### REQUIRED TASK A
From the entries below, copy the stretch from the line containing "window-controls [763, 19, 799, 28]" through the line containing "password-confirm-group: Re-type Master", character for character and including both of those lines.

### TEXT SECTION
Etc, etc, the language is so comically badly-designed it's baffling, I don't think they could have done a worse job if they tried.


'public:' / 'private:' / whatever may save you a couple milliseconds when defining a new class, sure. At the cost of having to scan arbitrarily far backwards to find the visibility of a given thing. I personally often don't group things by public/private, but by their utility (e.g. blocks of fields by what part of state they store, regardless of what of that state is public, or putting private fields caching values near the public function that sets/reads them).

I like being able to immediately look at a line, and know what type of variable it declares, and, separately, look at what the variable definition does. When reading code top-to-bottom, you can pretty much ignore variable types, but when scanning code for what you want, you pretty much ignore code, and look only at variable types.

Having to wrap your static utilities in a class does seem a bit pointless, but the alternatives are having a whole another system for outside-of-any-class static methods (which complicates the language model and makes moving parts of your program around harder), or having 'namespace YourUtils { … }', which isn't all that different from a class anyways.

Generics are by far the thing I like least about Java. And that's represented by how they were added to Java - bolted on, not actually properly designed in. A problem with autogenerated types is that that'd generate a new type for each compiled jar file, and including jar files would then have the same type defined multiple times. As far as I understand, being able to trivially fall back to non-generic types was also a reason for the weirdness. (yes, these are horrible reasons, and have resulted in a vastly worse language. Unfortunately the designers valued keeping old things working over making future things better. Yes, Java could easily be better. But it still manages to be good enough for people.)


>'public:' / 'private:' / whatever may save you a couple milliseconds when defining a new class

The issue is not at all the time you save at write-time, this is completely unimportant and automated by [IDEs|text editor macros] anyway, the issue is reading the code later. Imagine that every time I write a sentence I prepend "Banana699 says" or "Banana699 thinks", this could be automated enough to be non-bothering to me as I write it, but imagine the sheer annoying line noise that will be my paragraphs with this. This is also bad for me (the writer) because I read and re-read my words when I write, having it full of noise clutters my thought process and impedes thinking about important things.

> I personally often don't group things by public/private, but by their utility (e.g. blocks of fields by what part of state they store)

### RECORD LIST
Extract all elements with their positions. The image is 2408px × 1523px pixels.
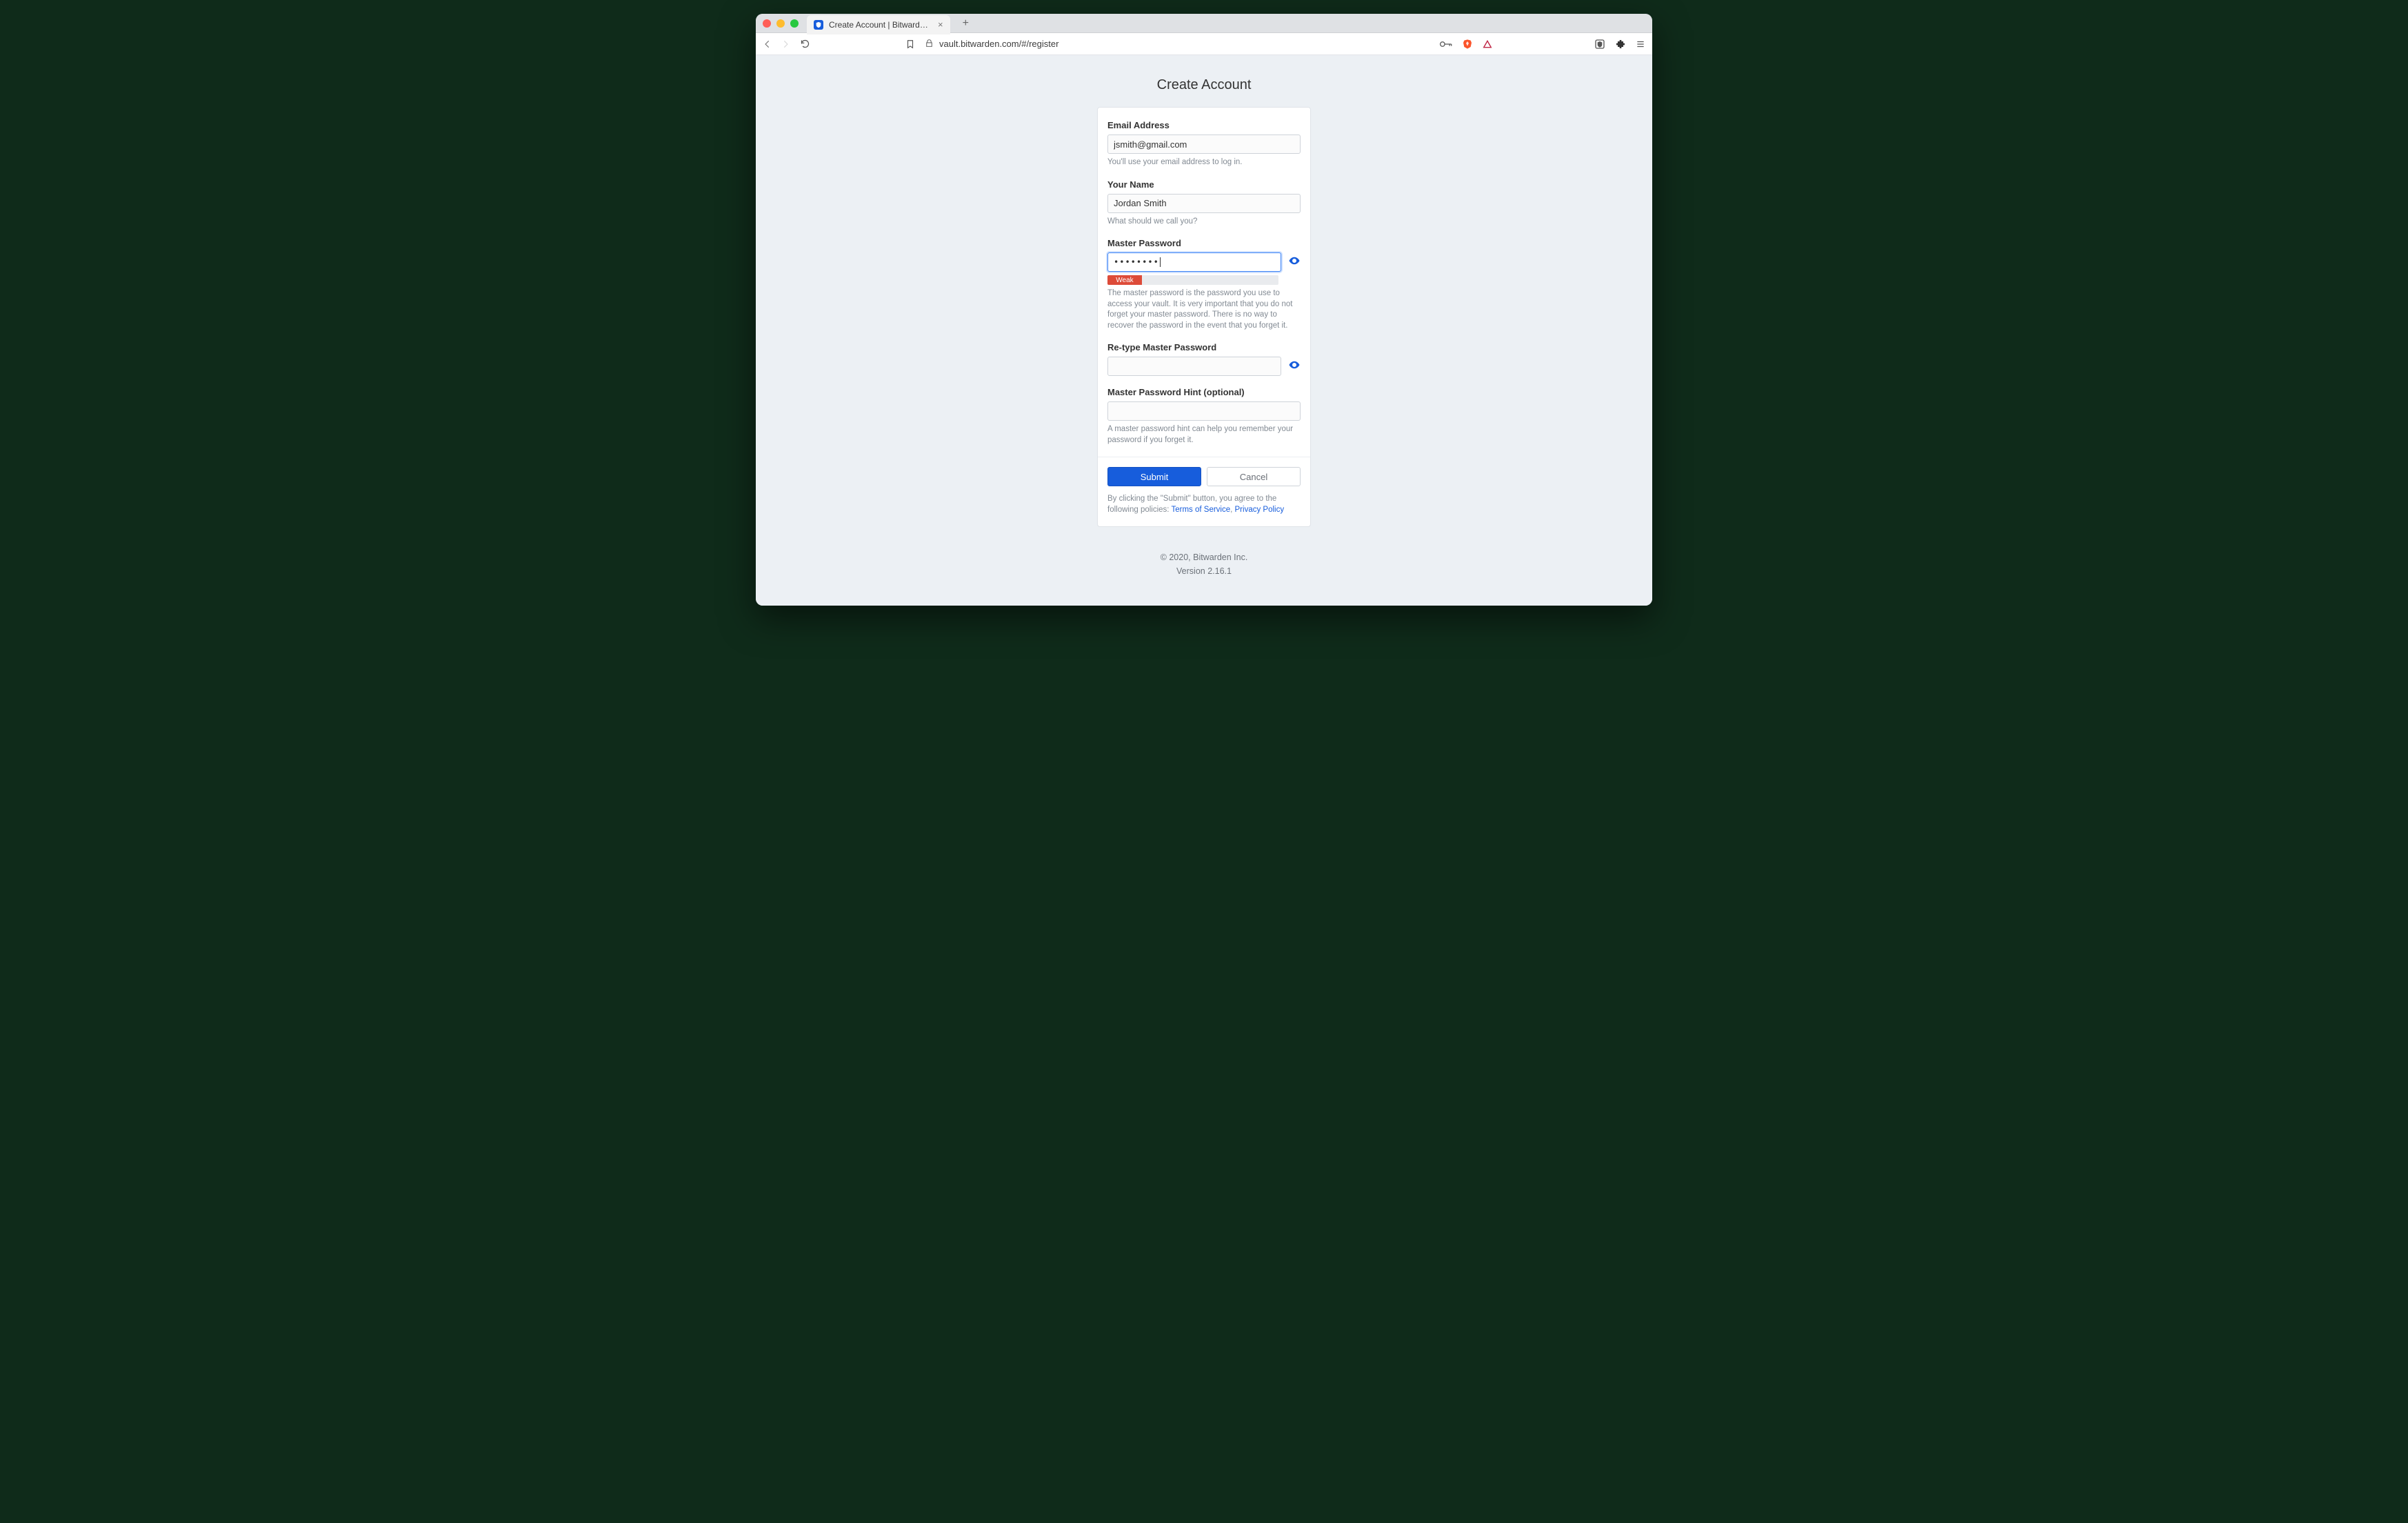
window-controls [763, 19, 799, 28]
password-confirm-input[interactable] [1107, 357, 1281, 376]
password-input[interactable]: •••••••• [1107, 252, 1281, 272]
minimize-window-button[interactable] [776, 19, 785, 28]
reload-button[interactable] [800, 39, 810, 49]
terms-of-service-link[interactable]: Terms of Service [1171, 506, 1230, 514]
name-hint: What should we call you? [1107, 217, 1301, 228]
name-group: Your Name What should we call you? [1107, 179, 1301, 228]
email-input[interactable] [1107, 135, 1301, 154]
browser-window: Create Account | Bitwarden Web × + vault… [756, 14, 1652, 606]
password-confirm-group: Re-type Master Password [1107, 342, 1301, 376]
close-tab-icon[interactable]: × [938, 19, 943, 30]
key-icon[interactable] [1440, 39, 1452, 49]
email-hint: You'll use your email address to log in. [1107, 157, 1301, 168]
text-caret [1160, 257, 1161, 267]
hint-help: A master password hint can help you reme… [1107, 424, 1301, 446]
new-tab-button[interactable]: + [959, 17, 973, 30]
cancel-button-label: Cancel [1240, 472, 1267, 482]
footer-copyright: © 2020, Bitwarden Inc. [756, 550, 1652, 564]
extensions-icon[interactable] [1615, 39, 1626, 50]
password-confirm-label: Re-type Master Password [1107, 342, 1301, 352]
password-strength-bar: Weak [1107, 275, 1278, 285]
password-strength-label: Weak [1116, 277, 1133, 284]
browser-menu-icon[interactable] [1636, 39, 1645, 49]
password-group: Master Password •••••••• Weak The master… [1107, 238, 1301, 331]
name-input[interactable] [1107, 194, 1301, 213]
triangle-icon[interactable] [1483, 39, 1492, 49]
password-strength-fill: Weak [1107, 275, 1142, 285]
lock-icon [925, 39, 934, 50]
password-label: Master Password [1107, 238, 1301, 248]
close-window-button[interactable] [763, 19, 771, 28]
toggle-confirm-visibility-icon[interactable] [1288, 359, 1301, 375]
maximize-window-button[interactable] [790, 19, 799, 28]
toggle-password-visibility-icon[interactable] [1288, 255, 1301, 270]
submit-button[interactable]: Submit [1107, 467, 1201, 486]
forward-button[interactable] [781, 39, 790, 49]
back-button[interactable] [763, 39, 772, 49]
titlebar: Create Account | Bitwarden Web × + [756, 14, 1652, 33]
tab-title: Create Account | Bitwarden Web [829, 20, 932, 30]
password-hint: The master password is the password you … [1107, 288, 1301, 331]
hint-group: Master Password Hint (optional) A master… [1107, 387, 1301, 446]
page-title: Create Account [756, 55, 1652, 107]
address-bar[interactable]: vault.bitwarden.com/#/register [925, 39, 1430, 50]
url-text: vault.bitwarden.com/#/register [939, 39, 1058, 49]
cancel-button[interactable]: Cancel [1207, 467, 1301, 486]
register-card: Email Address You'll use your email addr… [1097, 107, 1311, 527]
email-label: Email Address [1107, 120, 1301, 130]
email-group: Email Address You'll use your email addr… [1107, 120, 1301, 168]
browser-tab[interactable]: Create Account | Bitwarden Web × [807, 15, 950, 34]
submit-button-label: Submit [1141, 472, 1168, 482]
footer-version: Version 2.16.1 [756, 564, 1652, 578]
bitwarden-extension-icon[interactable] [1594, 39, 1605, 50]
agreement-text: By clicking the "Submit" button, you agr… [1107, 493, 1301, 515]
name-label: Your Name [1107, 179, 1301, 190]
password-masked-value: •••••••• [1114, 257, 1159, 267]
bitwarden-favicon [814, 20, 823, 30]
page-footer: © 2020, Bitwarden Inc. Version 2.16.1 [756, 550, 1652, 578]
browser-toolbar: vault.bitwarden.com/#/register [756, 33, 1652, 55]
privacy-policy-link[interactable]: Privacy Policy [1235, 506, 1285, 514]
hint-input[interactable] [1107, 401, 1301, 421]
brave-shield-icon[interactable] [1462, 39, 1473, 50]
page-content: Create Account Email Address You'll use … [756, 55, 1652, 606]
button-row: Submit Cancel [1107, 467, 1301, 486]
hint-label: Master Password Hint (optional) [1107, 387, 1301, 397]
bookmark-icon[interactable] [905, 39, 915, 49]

### REQUIRED TASK B
Pick up the forum discussion about Java's design after its last line, and keep it going.

### WRITTEN ANSWER A
window-controls [763, 19, 799, 28]
password-confirm-input[interactable] [1107, 357, 1281, 376]
password-input[interactable]: •••••••• [1107, 252, 1281, 272]
minimize-window-button[interactable] [776, 19, 785, 28]
reload-button[interactable] [800, 39, 810, 49]
terms-of-service-link[interactable]: Terms of Service [1171, 506, 1230, 514]
name-hint: What should we call you? [1107, 217, 1301, 228]
name-group: Your Name What should we call you? [1107, 179, 1301, 228]
email-input[interactable] [1107, 135, 1301, 154]
browser-window: Create Account | Bitwarden Web × + vault… [756, 14, 1652, 606]
password-confirm-group: Re-type Master Password [1107, 342, 1301, 376]

### WRITTEN ANSWER B
You can still do this in C++, the class declaration can contain any sequence of 'modifier: declarations" clauses. (At the very extreme end, you can simply prepend 'modifier:' to every field and method and just have your java syntax back with an additional ':', the fragment "public: int x; private: int y; public: int z;" is valid C++ inside a class or struct declaration and does exactly what you'd think it would. But this is obviousely non-optimal in this case and so many others.)

>you can pretty much ignore variable types

Just like you can ignore my irrelevant username if I put it before every sentence I write, but the mere presence of irrelevant info steals your attention and clutters the code for no good reason.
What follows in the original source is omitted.